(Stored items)
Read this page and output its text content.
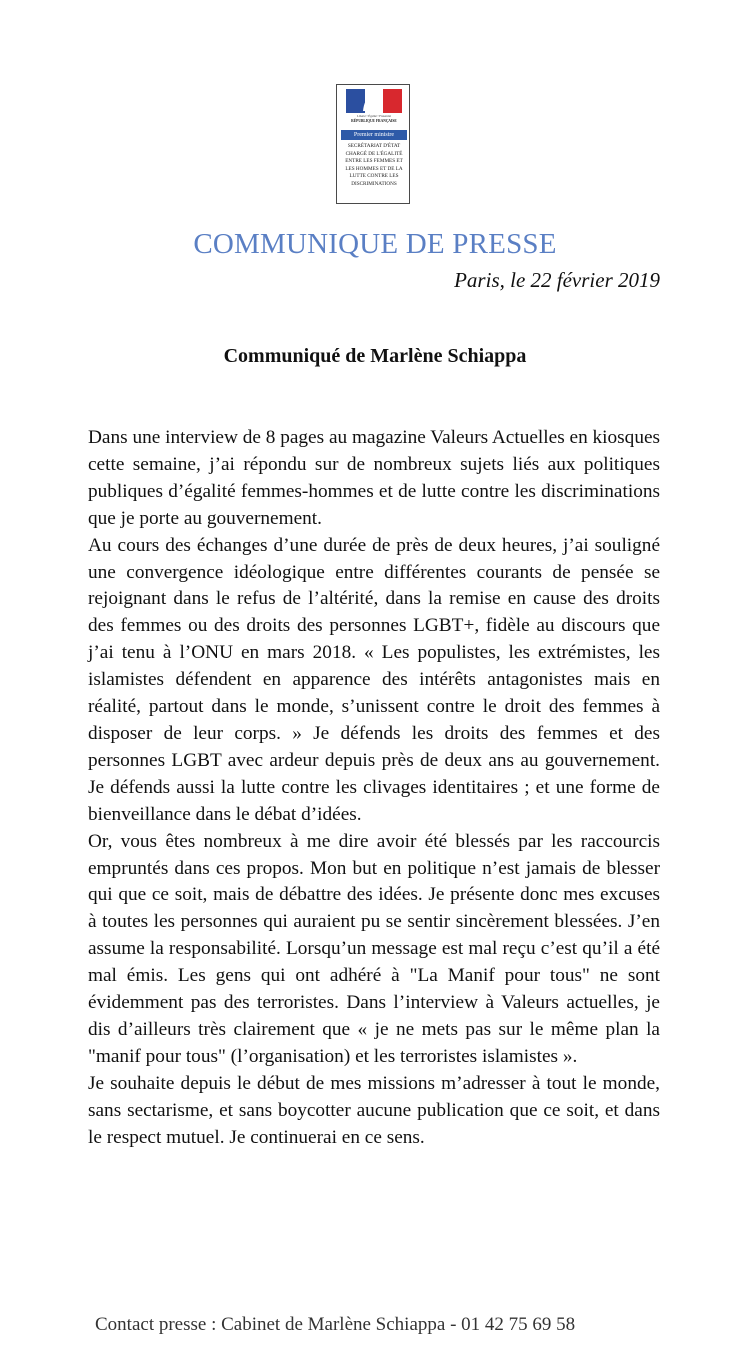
Liberté • Égalité • Fraternité
RÉPUBLIQUE FRANÇAISE
Premier ministre
SECRÉTARIAT D'ÉTAT CHARGÉ DE L'ÉGALITÉ ENTRE LES FEMMES ET LES HOMMES ET DE LA LUTTE CONTRE LES DISCRIMINATIONS
COMMUNIQUE DE PRESSE
Paris, le 22 février 2019
Communiqué de Marlène Schiappa

Dans une interview de 8 pages au magazine Valeurs Actuelles en kiosques cette semaine, j’ai répondu sur de nombreux sujets liés aux politiques publiques d’égalité femmes-hommes et de lutte contre les discriminations que je porte au gouvernement.

Au cours des échanges d’une durée de près de deux heures, j’ai souligné une convergence idéologique entre différentes courants de pensée se rejoignant dans le refus de l’altérité, dans la remise en cause des droits des femmes ou des droits des personnes LGBT+, fidèle au discours que j’ai tenu à l’ONU en mars 2018. « Les populistes, les extrémistes, les islamistes défendent en apparence des intérêts antagonistes mais en réalité, partout dans le monde, s’unissent contre le droit des femmes à disposer de leur corps. » Je défends les droits des femmes et des personnes LGBT avec ardeur depuis près de deux ans au gouvernement. Je défends aussi la lutte contre les clivages identitaires ; et une forme de bienveillance dans le débat d’idées.

Or, vous êtes nombreux à me dire avoir été blessés par les raccourcis empruntés dans ces propos. Mon but en politique n’est jamais de blesser qui que ce soit, mais de débattre des idées. Je présente donc mes excuses à toutes les personnes qui auraient pu se sentir sincèrement blessées. J’en assume la responsabilité. Lorsqu’un message est mal reçu c’est qu’il a été mal émis. Les gens qui ont adhéré à "La Manif pour tous" ne sont évidemment pas des terroristes. Dans l’interview à Valeurs actuelles, je dis d’ailleurs très clairement que « je ne mets pas sur le même plan la "manif pour tous" (l’organisation) et les terroristes islamistes ».

Je souhaite depuis le début de mes missions m’adresser à tout le monde, sans sectarisme, et sans boycotter aucune publication que ce soit, et dans le respect mutuel. Je continuerai en ce sens.

Contact presse : Cabinet de Marlène Schiappa - 01 42 75 69 58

▶ [REQUIREMENT]:
Please set down each line of the data above exactly as written, without the pictures.

▶ [CORRECT RESULT]:
Read this page and output its text content.
Liberté • Égalité • Fraternité
RÉPUBLIQUE FRANÇAISE
Premier ministre
SECRÉTARIAT D'ÉTAT CHARGÉ DE L'ÉGALITÉ ENTRE LES FEMMES ET LES HOMMES ET DE LA LUTTE CONTRE LES DISCRIMINATIONS
COMMUNIQUE DE PRESSE
Paris, le 22 février 2019
Communiqué de Marlène Schiappa

Dans une interview de 8 pages au magazine Valeurs Actuelles en kiosques cette semaine, j’ai répondu sur de nombreux sujets liés aux politiques publiques d’égalité femmes-hommes et de lutte contre les discriminations que je porte au gouvernement.

Au cours des échanges d’une durée de près de deux heures, j’ai souligné une convergence idéologique entre différentes courants de pensée se rejoignant dans le refus de l’altérité, dans la remise en cause des droits des femmes ou des droits des personnes LGBT+, fidèle au discours que j’ai tenu à l’ONU en mars 2018. « Les populistes, les extrémistes, les islamistes défendent en apparence des intérêts antagonistes mais en réalité, partout dans le monde, s’unissent contre le droit des femmes à disposer de leur corps. » Je défends les droits des femmes et des personnes LGBT avec ardeur depuis près de deux ans au gouvernement. Je défends aussi la lutte contre les clivages identitaires ; et une forme de bienveillance dans le débat d’idées.

Or, vous êtes nombreux à me dire avoir été blessés par les raccourcis empruntés dans ces propos. Mon but en politique n’est jamais de blesser qui que ce soit, mais de débattre des idées. Je présente donc mes excuses à toutes les personnes qui auraient pu se sentir sincèrement blessées. J’en assume la responsabilité. Lorsqu’un message est mal reçu c’est qu’il a été mal émis. Les gens qui ont adhéré à "La Manif pour tous" ne sont évidemment pas des terroristes. Dans l’interview à Valeurs actuelles, je dis d’ailleurs très clairement que « je ne mets pas sur le même plan la "manif pour tous" (l’organisation) et les terroristes islamistes ».

Je souhaite depuis le début de mes missions m’adresser à tout le monde, sans sectarisme, et sans boycotter aucune publication que ce soit, et dans le respect mutuel. Je continuerai en ce sens.

Contact presse : Cabinet de Marlène Schiappa - 01 42 75 69 58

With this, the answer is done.